Stored entries:
▬▬▬

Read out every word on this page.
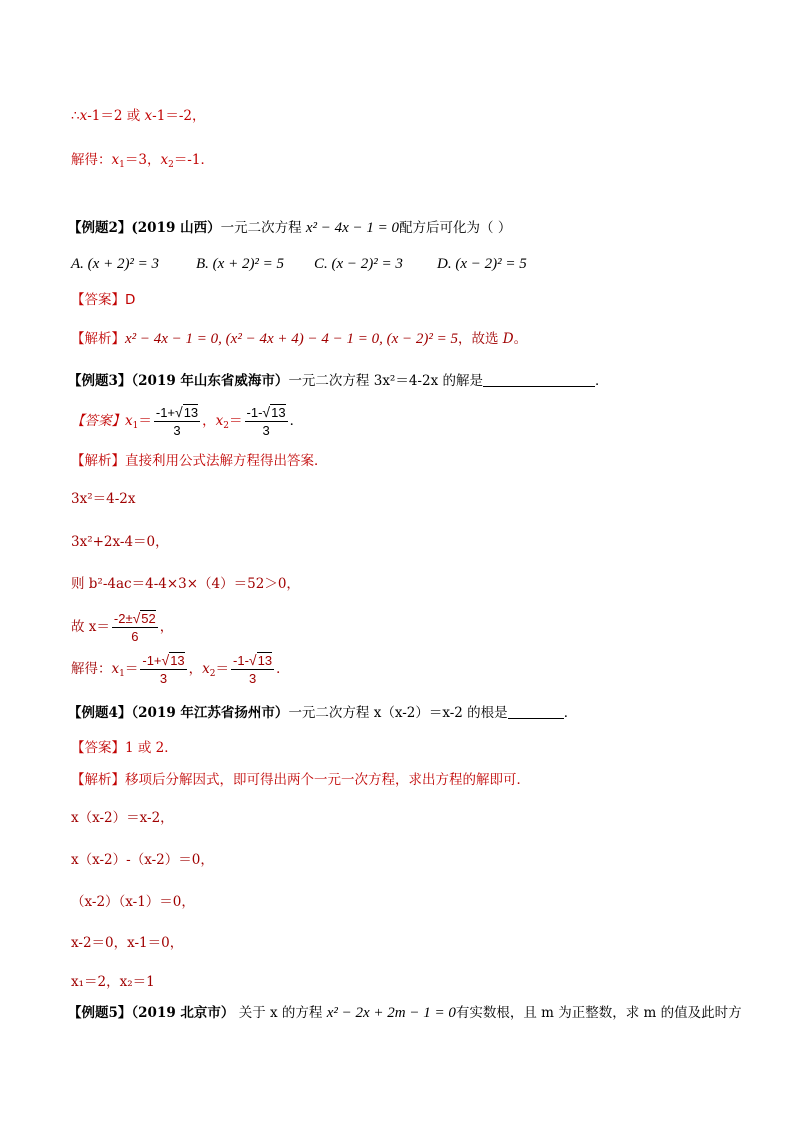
∴x-1＝2 或 x-1＝-2，
解得：$x_1=3$，$x_2=-1$．
【例题2】(2019 山西）一元二次方程 x² − 4x − 1 = 0配方后可化为（ ）
A. (x + 2)² = 3 B. (x + 2)² = 5 C. (x − 2)² = 3 D. (x − 2)² = 5
【答案】D
【解析】x² − 4x − 1 = 0, (x² − 4x + 4) − 4 − 1 = 0, (x − 2)² = 5，故选 D。
【例题3】（2019 年山东省威海市）一元二次方程 3x²＝4-2x 的解是	．
【答案】$x_1= \frac{-1+√13}{3}$ ，$x_2= \frac{-1-√13}{3}$ ．
【解析】直接利用公式法解方程得出答案．
3x²＝4-2x
3x²+2x-4＝0，
则 b²-4ac＝4-4×3×（4）＝52＞0，
故 $x= \frac{-2\pm√52}{6}$ ，
解得：$x_1= \frac{-1+√13}{3}$ ，$x_2= \frac{-1-√13}{3}$ ．
【例题4】（2019 年江苏省扬州市）一元二次方程 x（x-2）＝x-2 的根是	．
【答案】1 或 2．
【解析】移项后分解因式，即可得出两个一元一次方程，求出方程的解即可．
x（x-2）＝x-2，
x（x-2）-（x-2）＝0，
（x-2）（x-1）＝0，
x-2＝0，x-1＝0，
x₁＝2，x₂＝1
【例题5】（2019 北京市） 关于 x 的方程 x² − 2x + 2m − 1 = 0有实数根，且 m 为正整数，求 m 的值及此时方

▬▬▬

Track down every line of the material containing the string "一元二次方程", and copy it.

**COMPLETE OUTPUT**
【例题2】(2019 山西）一元二次方程 x² − 4x − 1 = 0配方后可化为（ ）
【例题3】（2019 年山东省威海市）一元二次方程 3x²＝4-2x 的解是	．
【例题4】（2019 年江苏省扬州市）一元二次方程 x（x-2）＝x-2 的根是	．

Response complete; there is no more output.